## Begin

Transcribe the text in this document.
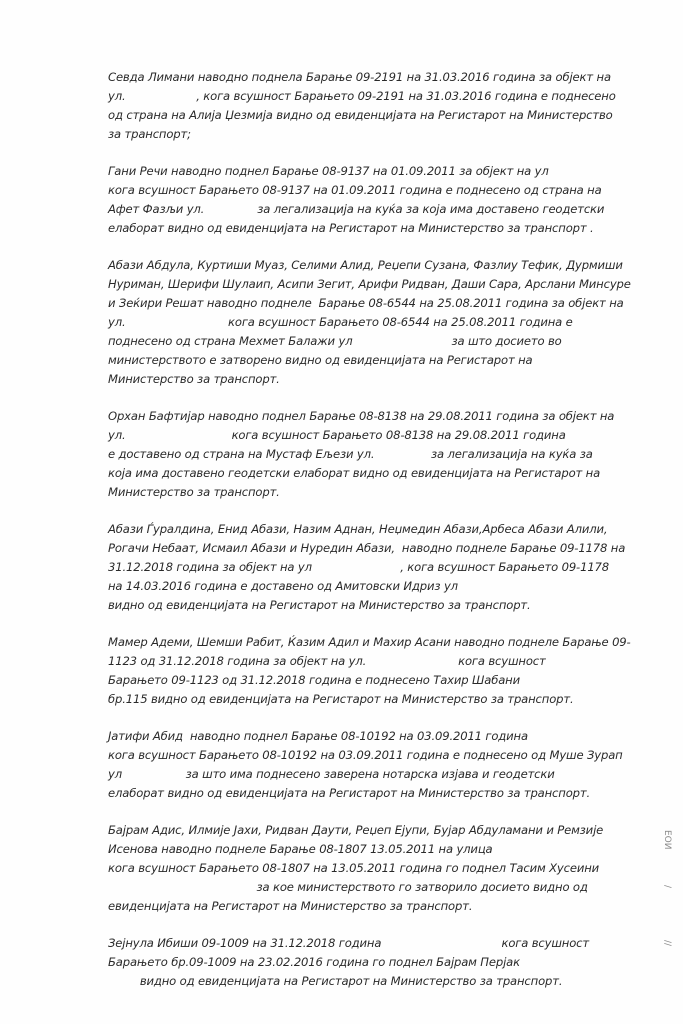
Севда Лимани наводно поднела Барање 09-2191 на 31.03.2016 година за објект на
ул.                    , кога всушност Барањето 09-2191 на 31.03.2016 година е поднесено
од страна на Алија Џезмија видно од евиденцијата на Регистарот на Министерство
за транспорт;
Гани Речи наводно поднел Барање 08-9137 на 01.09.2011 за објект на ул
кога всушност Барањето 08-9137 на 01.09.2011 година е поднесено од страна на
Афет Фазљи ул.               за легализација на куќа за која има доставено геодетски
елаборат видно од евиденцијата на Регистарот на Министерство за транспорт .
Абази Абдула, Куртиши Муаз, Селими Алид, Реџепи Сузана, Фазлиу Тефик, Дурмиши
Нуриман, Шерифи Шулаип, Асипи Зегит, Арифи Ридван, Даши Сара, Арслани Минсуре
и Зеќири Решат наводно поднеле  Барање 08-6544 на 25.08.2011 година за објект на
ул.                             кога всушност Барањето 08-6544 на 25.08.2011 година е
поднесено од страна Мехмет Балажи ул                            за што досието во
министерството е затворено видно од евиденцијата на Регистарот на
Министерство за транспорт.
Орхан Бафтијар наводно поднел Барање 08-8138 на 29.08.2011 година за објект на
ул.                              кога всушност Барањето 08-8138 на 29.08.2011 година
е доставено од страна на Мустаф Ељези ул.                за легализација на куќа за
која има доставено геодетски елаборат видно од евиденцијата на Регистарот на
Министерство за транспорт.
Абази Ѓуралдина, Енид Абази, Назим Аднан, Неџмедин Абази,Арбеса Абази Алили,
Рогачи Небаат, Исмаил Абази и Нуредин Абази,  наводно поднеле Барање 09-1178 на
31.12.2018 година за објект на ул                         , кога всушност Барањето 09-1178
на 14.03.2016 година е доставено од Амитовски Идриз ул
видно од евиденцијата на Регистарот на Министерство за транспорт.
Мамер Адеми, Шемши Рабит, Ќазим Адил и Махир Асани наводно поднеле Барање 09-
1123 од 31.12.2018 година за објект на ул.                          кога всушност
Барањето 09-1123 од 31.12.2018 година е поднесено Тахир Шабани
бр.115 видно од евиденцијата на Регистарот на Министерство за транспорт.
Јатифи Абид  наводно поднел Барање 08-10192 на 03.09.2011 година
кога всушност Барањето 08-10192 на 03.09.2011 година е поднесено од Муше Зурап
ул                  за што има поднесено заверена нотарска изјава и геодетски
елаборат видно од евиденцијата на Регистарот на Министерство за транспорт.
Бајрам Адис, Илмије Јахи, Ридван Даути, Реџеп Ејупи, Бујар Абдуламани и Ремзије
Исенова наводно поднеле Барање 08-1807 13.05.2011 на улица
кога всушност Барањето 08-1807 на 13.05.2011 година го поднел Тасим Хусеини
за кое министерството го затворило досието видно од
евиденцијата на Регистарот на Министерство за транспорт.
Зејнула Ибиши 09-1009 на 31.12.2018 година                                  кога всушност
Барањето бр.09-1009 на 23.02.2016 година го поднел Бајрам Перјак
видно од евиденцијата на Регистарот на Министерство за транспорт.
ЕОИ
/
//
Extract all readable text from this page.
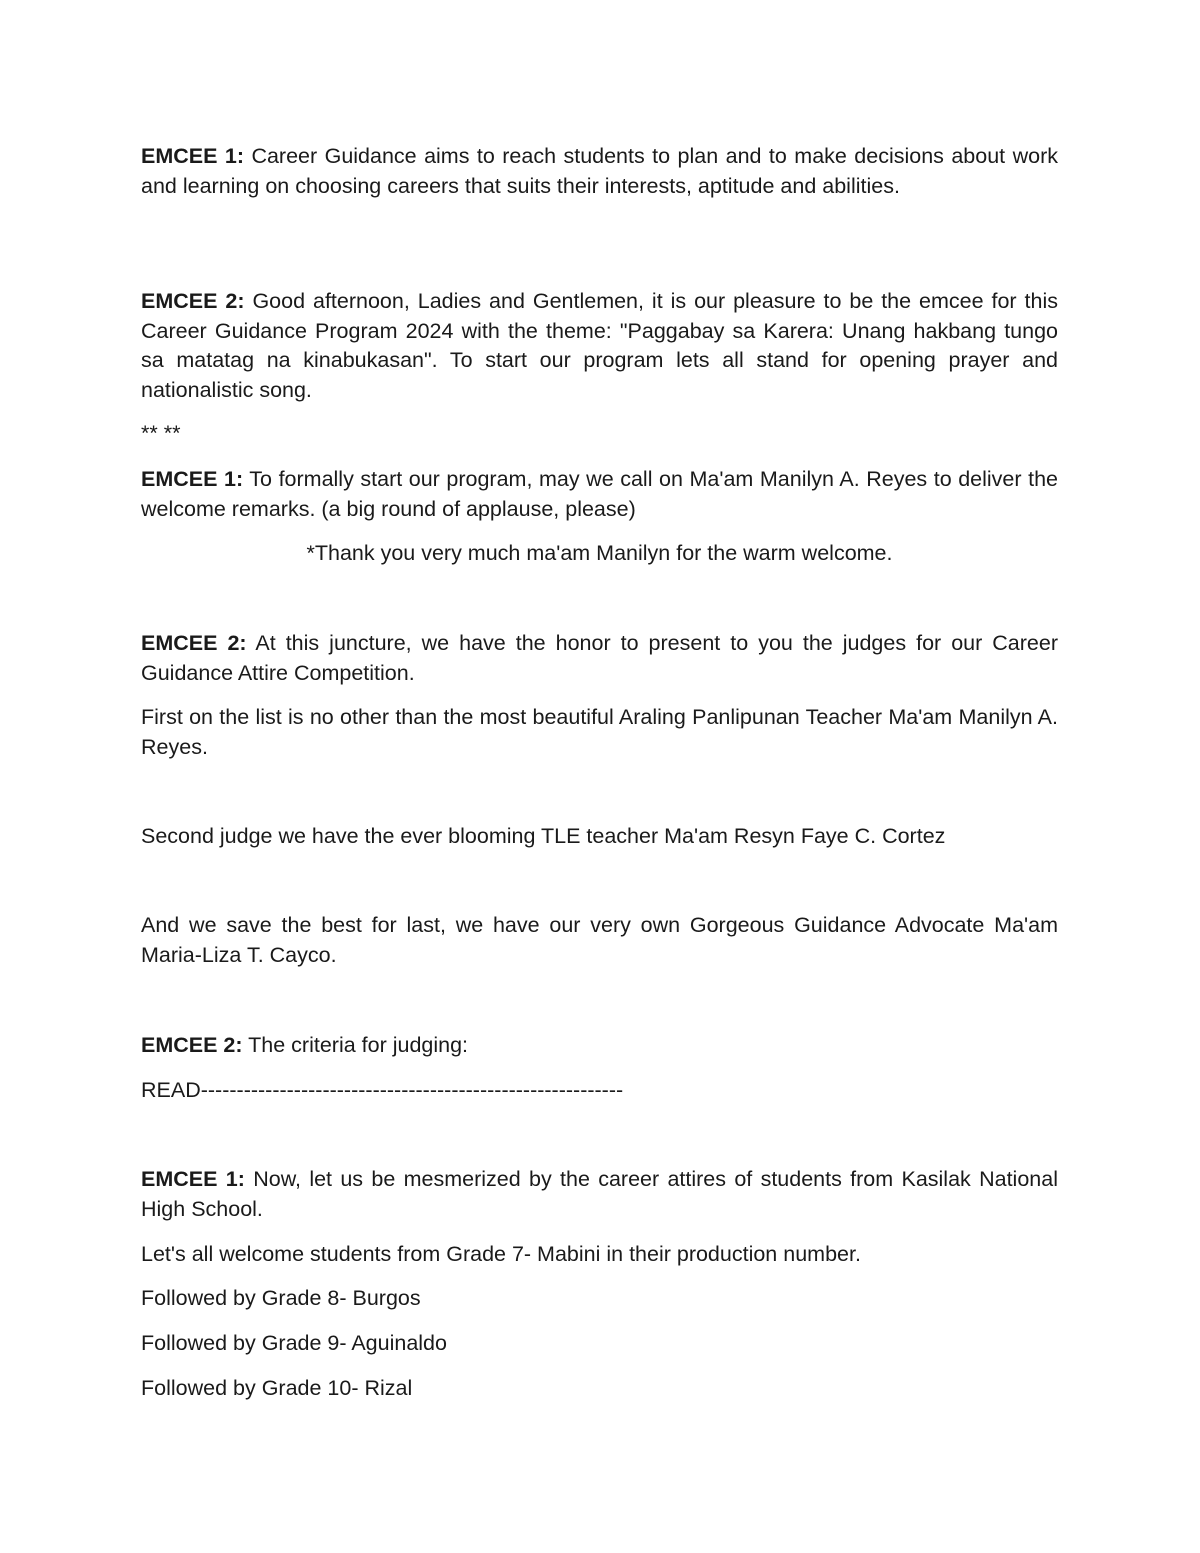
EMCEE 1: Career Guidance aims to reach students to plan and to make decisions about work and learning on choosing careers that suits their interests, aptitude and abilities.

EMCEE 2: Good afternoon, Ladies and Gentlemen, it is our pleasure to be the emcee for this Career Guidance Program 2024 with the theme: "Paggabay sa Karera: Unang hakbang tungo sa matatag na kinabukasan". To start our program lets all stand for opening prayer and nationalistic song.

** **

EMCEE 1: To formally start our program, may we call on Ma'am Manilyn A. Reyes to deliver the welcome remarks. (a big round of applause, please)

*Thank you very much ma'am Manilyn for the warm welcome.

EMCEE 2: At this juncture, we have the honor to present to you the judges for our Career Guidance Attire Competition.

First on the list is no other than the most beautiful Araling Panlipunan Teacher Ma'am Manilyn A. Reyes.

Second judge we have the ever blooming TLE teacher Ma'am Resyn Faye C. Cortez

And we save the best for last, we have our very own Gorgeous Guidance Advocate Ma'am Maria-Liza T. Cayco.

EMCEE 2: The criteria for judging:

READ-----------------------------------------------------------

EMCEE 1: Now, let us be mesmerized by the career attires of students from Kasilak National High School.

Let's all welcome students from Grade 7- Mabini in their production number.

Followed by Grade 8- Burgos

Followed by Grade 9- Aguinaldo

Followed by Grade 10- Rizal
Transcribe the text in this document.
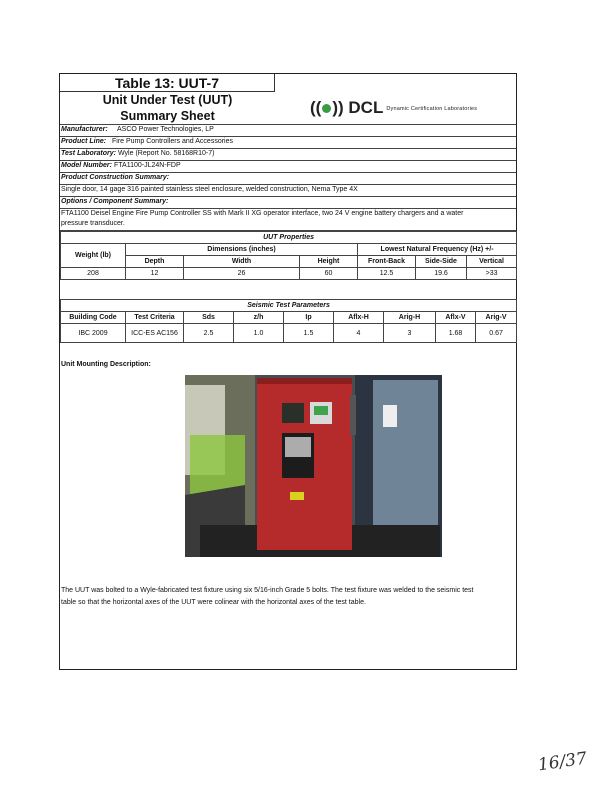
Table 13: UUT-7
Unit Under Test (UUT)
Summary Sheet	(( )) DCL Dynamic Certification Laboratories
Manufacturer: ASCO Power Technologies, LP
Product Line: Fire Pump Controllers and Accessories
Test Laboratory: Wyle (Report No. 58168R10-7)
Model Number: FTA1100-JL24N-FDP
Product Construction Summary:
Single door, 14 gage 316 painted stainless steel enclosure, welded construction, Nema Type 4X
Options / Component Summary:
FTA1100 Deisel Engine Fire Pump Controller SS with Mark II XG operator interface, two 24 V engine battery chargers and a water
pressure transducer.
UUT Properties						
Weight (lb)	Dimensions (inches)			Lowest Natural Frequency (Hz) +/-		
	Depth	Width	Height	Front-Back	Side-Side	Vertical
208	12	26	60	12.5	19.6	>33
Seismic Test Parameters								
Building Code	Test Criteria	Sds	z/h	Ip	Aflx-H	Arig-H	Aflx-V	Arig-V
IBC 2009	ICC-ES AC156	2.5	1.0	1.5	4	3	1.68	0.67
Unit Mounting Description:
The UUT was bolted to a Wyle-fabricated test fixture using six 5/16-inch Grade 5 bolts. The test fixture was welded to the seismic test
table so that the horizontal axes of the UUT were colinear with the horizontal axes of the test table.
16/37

## End

-- BRIEF --
For each line above that contains the word "Grade", copy that line.

-- PROBLEM SOLUTION --
Let's all welcome students from Grade 7- Mabini in their production number.
Followed by Grade 8- Burgos
Followed by Grade 9- Aguinaldo
Followed by Grade 10- Rizal
The UUT was bolted to a Wyle-fabricated test fixture using six 5/16-inch Grade 5 bolts. The test fixture was welded to the seismic test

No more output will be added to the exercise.